Source text »
►
What You Need to Make VoIP Work
VoIP quality depends entirely on your internet connection. Each concurrent call requires about 100 kbps of bandwidth for both upload and download. That’s a small amount per call, but it adds up. An office with 25 people on calls simultaneously needs at least 2.5 Mbps of dedicated bandwidth just for voice. Most business internet plans deliver far more than that, but the key word is “dedicated.” If your team is also streaming video, downloading large files, or running cloud applications, voice traffic competes for the same pipe.
A few steps keep call quality high. Quality of Service (QoS) settings on your router let you prioritize voice traffic over other data, preventing choppy audio during bandwidth spikes. A wired ethernet connection to desk phones or computers produces more consistent results than Wi-Fi. And if your office regularly maxes out its internet connection, upgrading your plan is cheaper than maintaining a separate phone system.
◄
Complete the following »
a. Transcribe the VoIP requirements passage starting at "A few steps" and ending at "separate phone system.".
b. Answer these questions from the VoIP requirements passage:
(i) About how much bandwidth does each concurrent call require?
(ii) What router settings let you prioritize voice traffic over other data?
(iii) What kind of connection to desk phones or computers produces more consistent results than Wi-Fi?
c. List every activity that the VoIP requirements passage says can make voice traffic compete for the same pipe.

Document layout detection data:
►
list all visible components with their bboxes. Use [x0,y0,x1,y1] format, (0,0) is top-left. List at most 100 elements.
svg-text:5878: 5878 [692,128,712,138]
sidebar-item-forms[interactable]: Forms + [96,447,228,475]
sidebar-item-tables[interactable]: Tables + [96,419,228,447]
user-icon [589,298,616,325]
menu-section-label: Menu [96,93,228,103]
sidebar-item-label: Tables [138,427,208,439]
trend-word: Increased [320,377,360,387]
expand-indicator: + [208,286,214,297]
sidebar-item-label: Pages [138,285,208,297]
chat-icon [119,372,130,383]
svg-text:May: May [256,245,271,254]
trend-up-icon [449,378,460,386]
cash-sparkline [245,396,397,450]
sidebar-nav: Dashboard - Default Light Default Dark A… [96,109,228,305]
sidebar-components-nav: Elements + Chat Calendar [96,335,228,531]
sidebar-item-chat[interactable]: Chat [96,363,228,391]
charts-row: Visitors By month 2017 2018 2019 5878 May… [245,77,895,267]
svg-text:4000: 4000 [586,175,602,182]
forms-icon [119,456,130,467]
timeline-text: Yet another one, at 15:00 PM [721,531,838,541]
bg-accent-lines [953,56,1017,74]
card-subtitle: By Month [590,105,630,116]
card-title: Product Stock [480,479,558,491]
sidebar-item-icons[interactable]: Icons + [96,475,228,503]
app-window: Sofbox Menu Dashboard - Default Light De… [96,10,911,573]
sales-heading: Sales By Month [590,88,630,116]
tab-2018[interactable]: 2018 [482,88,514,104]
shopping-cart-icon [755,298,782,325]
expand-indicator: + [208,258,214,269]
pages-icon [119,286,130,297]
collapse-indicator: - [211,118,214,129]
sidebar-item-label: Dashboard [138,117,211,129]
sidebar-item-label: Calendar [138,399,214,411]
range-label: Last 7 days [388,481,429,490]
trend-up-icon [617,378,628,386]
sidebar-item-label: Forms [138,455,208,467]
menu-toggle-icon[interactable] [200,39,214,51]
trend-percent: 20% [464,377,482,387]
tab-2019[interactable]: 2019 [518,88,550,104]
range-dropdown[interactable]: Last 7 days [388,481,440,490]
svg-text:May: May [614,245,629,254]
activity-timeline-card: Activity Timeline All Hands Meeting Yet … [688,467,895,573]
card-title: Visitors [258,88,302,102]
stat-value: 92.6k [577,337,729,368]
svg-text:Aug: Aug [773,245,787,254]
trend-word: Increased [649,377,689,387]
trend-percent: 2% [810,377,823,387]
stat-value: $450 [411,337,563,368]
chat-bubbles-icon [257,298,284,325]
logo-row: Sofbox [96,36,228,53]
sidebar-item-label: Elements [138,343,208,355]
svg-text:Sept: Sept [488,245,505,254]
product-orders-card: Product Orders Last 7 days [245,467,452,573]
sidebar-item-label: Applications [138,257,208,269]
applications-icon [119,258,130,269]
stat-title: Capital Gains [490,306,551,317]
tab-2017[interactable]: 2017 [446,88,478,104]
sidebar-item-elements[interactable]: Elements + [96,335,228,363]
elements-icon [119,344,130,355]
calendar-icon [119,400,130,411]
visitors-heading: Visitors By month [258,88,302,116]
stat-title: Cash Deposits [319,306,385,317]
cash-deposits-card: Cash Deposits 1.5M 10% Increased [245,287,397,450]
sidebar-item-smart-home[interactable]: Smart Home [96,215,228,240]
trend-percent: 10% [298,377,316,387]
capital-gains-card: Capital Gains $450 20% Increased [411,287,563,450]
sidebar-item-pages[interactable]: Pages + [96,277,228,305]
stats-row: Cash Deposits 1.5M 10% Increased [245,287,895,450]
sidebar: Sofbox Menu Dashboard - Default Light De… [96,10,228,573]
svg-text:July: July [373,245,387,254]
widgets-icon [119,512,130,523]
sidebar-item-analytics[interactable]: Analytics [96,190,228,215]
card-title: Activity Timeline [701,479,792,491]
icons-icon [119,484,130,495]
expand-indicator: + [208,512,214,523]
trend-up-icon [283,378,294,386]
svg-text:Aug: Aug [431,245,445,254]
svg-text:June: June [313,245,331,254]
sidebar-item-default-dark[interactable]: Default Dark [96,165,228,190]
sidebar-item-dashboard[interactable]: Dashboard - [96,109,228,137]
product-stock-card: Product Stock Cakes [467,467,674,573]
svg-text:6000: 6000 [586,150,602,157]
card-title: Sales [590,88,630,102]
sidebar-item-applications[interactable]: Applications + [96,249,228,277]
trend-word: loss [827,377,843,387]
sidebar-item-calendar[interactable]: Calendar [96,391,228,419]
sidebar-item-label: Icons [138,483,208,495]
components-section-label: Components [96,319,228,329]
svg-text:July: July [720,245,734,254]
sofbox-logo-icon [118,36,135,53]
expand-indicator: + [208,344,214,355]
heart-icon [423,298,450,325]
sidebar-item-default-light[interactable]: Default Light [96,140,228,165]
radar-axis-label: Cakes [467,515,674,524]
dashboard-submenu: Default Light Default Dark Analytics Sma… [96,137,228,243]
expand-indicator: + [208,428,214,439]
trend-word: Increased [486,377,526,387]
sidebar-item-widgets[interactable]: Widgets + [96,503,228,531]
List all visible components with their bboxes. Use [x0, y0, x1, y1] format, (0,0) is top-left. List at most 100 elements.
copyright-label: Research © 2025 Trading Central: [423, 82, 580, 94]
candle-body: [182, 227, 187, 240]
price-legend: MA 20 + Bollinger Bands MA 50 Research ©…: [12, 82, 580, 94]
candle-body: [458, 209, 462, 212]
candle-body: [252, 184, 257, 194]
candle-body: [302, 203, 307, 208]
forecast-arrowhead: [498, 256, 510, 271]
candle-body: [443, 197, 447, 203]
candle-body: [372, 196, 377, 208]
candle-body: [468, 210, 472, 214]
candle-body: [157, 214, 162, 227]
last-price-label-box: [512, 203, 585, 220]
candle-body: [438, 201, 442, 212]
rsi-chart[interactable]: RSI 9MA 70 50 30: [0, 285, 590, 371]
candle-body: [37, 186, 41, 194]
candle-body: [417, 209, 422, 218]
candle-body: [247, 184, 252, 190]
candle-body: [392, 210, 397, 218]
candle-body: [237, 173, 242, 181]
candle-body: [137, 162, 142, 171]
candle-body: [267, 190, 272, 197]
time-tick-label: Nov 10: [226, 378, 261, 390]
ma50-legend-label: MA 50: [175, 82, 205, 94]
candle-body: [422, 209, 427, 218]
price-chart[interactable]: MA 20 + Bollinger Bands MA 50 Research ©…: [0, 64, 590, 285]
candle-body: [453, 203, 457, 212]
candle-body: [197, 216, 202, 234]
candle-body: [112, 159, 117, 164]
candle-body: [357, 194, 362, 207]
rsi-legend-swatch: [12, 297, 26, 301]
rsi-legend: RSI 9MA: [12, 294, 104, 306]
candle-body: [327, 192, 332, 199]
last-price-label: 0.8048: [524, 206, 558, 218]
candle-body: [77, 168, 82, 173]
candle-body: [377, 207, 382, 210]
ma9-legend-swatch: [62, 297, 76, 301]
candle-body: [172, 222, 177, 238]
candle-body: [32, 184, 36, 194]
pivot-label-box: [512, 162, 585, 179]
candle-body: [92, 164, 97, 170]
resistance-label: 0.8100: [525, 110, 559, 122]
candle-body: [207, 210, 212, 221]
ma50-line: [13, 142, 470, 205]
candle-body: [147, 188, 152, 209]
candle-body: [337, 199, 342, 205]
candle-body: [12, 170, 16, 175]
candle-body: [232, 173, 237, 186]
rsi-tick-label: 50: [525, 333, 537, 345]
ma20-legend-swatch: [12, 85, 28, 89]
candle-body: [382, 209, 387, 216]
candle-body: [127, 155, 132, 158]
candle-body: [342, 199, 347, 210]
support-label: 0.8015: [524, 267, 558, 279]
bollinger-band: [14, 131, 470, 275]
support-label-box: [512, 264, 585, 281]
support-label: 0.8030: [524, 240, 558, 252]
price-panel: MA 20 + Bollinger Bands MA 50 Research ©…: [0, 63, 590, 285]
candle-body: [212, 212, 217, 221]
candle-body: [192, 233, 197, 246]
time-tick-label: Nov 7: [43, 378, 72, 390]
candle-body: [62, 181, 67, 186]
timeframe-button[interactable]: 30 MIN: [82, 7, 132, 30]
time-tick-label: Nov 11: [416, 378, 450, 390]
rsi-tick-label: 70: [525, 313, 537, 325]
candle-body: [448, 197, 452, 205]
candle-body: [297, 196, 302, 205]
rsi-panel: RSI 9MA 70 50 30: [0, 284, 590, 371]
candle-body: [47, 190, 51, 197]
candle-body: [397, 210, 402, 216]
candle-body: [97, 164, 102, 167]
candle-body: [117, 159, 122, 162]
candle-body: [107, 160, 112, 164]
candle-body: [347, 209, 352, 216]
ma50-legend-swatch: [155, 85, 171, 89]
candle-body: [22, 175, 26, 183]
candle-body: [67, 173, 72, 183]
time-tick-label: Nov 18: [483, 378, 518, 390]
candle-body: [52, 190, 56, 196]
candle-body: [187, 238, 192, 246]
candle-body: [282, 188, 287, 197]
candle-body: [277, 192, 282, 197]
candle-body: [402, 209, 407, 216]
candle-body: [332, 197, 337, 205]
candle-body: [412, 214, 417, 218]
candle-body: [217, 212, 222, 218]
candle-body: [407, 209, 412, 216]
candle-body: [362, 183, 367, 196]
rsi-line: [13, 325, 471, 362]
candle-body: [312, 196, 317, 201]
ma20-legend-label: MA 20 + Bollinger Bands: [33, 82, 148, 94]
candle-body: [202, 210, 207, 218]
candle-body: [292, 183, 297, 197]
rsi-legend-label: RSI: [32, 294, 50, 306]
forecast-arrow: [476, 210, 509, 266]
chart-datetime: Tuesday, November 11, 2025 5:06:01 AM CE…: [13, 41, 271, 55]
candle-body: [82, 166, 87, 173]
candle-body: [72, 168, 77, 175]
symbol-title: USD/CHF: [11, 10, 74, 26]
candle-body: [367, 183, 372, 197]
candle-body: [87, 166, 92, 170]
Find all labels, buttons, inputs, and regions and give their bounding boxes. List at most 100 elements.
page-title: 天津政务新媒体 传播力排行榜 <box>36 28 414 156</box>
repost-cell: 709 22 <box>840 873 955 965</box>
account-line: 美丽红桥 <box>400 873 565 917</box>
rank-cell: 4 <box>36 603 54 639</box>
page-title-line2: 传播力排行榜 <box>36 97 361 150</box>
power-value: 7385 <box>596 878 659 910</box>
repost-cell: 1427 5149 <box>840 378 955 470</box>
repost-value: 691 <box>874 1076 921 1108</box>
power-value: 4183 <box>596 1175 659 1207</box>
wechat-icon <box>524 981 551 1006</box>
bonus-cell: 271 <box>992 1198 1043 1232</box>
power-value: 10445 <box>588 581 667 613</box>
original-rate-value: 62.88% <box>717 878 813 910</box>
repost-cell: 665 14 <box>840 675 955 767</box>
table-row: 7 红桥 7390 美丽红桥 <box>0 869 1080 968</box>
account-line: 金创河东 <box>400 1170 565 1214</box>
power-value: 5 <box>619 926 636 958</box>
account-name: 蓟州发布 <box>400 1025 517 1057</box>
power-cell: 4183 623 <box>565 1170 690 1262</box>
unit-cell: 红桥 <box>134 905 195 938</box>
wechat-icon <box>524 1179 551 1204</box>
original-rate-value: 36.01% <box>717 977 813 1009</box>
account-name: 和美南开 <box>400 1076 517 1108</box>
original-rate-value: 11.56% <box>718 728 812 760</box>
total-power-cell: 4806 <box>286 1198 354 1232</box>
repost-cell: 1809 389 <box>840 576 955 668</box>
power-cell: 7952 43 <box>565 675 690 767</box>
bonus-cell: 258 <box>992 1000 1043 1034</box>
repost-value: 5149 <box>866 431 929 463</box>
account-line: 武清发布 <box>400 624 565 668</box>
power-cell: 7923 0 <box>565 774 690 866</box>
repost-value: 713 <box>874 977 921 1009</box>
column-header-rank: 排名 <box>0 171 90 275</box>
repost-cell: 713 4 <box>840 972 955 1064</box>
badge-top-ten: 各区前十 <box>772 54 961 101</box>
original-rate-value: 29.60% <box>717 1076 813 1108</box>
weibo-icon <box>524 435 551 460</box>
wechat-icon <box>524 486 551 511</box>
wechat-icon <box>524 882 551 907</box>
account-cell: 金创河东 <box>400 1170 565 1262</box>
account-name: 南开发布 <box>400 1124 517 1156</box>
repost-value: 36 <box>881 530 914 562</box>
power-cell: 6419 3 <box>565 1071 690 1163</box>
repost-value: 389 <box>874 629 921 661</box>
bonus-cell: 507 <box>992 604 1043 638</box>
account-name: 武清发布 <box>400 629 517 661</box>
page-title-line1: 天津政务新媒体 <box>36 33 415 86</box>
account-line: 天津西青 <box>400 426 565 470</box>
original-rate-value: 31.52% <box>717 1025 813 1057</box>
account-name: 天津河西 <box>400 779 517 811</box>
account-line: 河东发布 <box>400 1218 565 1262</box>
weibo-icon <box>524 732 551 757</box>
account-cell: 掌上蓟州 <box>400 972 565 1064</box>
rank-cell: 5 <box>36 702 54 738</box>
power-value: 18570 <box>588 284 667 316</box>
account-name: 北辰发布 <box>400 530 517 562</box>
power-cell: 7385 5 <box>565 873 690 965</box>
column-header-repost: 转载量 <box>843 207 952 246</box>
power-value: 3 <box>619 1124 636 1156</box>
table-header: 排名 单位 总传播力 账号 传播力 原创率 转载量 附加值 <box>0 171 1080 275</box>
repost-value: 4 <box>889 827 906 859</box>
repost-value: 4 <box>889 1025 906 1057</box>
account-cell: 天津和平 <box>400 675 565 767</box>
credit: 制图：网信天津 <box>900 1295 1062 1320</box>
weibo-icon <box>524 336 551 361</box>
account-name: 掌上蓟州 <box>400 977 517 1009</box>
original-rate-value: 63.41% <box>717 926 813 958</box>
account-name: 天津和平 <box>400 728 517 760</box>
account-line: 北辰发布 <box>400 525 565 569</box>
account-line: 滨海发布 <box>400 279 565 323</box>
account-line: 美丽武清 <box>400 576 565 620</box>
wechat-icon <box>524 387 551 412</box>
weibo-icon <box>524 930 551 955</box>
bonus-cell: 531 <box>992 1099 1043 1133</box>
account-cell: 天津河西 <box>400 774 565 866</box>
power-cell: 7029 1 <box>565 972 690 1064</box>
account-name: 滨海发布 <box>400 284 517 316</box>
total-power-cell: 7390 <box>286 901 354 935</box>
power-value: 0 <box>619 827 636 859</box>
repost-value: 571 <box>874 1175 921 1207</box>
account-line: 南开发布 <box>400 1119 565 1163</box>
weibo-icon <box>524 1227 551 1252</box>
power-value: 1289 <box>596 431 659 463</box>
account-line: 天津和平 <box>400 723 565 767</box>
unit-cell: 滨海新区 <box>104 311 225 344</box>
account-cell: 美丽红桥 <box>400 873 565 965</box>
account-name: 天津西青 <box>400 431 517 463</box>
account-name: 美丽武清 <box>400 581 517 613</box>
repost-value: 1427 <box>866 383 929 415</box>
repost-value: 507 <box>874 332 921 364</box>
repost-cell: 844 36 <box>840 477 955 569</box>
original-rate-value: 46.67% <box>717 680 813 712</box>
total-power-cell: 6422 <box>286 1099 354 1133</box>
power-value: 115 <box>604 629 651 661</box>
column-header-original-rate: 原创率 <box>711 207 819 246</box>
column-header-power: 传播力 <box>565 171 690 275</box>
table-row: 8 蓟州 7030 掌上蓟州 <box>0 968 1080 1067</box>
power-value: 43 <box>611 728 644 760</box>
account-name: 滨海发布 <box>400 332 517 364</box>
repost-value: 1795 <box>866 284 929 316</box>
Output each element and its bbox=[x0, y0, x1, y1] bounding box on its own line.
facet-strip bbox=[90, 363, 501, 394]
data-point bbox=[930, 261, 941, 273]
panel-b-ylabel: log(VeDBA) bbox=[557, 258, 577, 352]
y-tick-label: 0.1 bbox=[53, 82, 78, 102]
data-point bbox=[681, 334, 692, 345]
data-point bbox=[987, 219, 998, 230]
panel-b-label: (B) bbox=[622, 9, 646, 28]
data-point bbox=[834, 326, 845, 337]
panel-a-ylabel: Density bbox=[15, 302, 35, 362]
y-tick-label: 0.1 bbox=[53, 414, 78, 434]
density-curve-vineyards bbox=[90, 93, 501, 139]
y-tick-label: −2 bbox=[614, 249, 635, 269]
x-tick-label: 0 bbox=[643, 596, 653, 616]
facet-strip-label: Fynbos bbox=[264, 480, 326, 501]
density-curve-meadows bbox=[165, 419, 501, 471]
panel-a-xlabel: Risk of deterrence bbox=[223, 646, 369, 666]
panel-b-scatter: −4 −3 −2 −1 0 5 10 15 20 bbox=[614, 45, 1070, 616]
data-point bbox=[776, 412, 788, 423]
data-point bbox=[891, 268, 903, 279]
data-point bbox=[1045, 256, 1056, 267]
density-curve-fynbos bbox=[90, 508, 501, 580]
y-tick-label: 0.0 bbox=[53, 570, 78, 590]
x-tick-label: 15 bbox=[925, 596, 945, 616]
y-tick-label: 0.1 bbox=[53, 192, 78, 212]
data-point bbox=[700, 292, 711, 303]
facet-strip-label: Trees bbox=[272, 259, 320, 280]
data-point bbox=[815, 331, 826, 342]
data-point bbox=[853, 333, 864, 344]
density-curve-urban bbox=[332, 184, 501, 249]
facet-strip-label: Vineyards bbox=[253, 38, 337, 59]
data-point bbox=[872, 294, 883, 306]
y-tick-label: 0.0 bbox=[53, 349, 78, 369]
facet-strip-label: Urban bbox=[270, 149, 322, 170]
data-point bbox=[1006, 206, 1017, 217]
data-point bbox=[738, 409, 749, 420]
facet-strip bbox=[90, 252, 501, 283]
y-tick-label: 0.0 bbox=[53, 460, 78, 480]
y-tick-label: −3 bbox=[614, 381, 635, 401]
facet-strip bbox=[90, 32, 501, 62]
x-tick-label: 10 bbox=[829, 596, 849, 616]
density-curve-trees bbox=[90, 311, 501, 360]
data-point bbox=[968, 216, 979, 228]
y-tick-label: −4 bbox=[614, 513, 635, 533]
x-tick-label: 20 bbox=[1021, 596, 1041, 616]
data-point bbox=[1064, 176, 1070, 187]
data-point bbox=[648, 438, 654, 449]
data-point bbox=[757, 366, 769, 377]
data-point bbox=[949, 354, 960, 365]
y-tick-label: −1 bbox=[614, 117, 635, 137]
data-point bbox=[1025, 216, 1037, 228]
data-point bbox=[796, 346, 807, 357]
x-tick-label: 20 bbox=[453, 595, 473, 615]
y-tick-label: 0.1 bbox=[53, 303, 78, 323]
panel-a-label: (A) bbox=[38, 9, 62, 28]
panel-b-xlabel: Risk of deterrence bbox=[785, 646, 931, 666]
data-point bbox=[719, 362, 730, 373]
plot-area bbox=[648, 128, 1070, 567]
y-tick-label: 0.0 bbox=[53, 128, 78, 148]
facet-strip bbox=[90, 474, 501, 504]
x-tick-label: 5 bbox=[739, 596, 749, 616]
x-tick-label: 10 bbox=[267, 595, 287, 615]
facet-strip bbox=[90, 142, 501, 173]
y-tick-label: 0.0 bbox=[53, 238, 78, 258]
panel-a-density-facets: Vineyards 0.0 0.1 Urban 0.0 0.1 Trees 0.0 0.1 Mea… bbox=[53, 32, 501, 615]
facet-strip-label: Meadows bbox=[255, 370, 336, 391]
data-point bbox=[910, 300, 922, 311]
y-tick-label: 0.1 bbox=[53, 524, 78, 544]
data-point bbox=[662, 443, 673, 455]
◄
Solutions by task »
a.
A few steps keep call quality high. Quality of Service (QoS) settings on your router let you prioritize voice traffic over other data, preventing choppy audio during bandwidth spikes. A wired ethernet connection to desk phones or computers produces more consistent results than Wi-Fi. And if your office regularly maxes out its internet connection, upgrading your plan is cheaper than maintaining a separate phone system.

b.
(i) About 100 kbps, for both upload and download.
(ii) Quality of Service (QoS) settings.
(iii) A wired ethernet connection.

c.
Streaming video
Downloading large files
Running cloud applications